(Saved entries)
+++

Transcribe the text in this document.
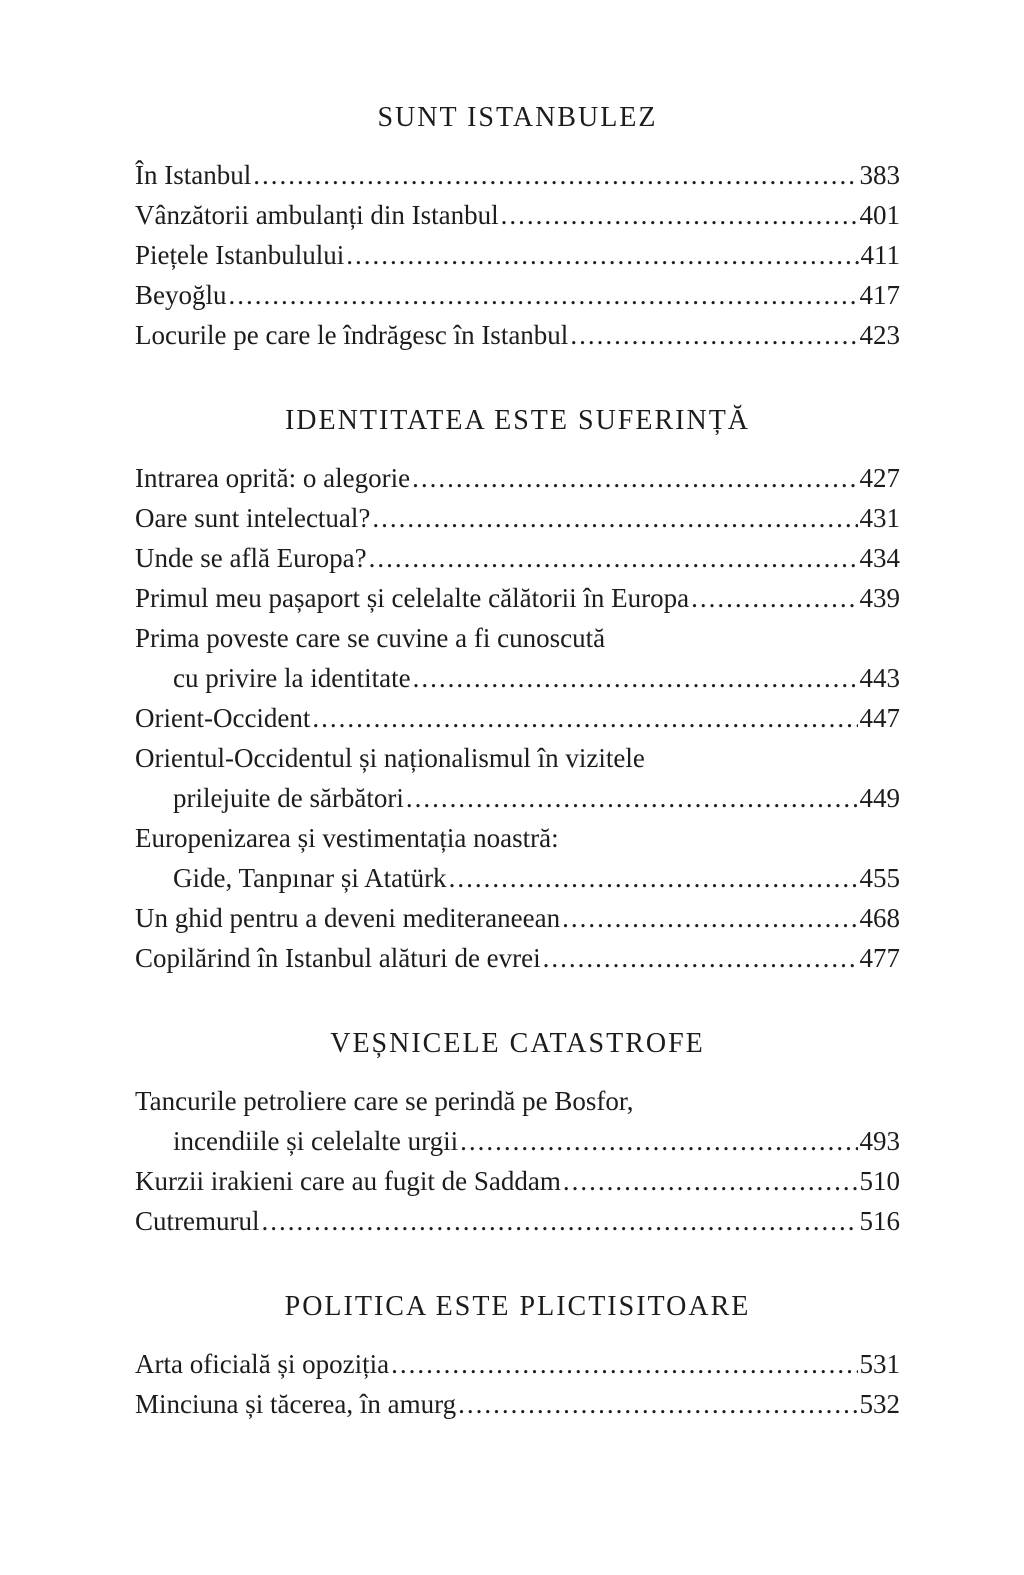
SUNT ISTANBULEZ
În Istanbul .....	383
Vânzătorii ambulanți din Istanbul .....	401
Piețele Istanbulului .....	411
Beyoğlu .....	417
Locurile pe care le îndrăgesc în Istanbul .....	423
IDENTITATEA ESTE SUFERINȚĂ
Intrarea oprită: o alegorie .....	427
Oare sunt intelectual? .....	431
Unde se află Europa? .....	434
Primul meu pașaport și celelalte călătorii în Europa .....	439
Prima poveste care se cuvine a fi cunoscută
cu privire la identitate .....	443
Orient-Occident .....	447
Orientul-Occidentul și naționalismul în vizitele
prilejuite de sărbători .....	449
Europenizarea și vestimentația noastră:
Gide, Tanpınar și Atatürk .....	455
Un ghid pentru a deveni mediteraneean .....	468
Copilărind în Istanbul alături de evrei .....	477
VEȘNICELE CATASTROFE
Tancurile petroliere care se perindă pe Bosfor,
incendiile și celelalte urgii .....	493
Kurzii irakieni care au fugit de Saddam .....	510
Cutremurul .....	516
POLITICA ESTE PLICTISITOARE
Arta oficială și opoziția .....	531
Minciuna și tăcerea, în amurg .....	532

+++

• AIM OF THE EXERCISE:
All of the lines above should be retyped precisely, apart from the pictures.

• RESULT BELOW:
Transcribe the text in this document.
SUNT ISTANBULEZ
În Istanbul .....	383
Vânzătorii ambulanți din Istanbul .....	401
Piețele Istanbulului .....	411
Beyoğlu .....	417
Locurile pe care le îndrăgesc în Istanbul .....	423
IDENTITATEA ESTE SUFERINȚĂ
Intrarea oprită: o alegorie .....	427
Oare sunt intelectual? .....	431
Unde se află Europa? .....	434
Primul meu pașaport și celelalte călătorii în Europa .....	439
Prima poveste care se cuvine a fi cunoscută
cu privire la identitate .....	443
Orient-Occident .....	447
Orientul-Occidentul și naționalismul în vizitele
prilejuite de sărbători .....	449
Europenizarea și vestimentația noastră:
Gide, Tanpınar și Atatürk .....	455
Un ghid pentru a deveni mediteraneean .....	468
Copilărind în Istanbul alături de evrei .....	477
VEȘNICELE CATASTROFE
Tancurile petroliere care se perindă pe Bosfor,
incendiile și celelalte urgii .....	493
Kurzii irakieni care au fugit de Saddam .....	510
Cutremurul .....	516
POLITICA ESTE PLICTISITOARE
Arta oficială și opoziția .....	531
Minciuna și tăcerea, în amurg .....	532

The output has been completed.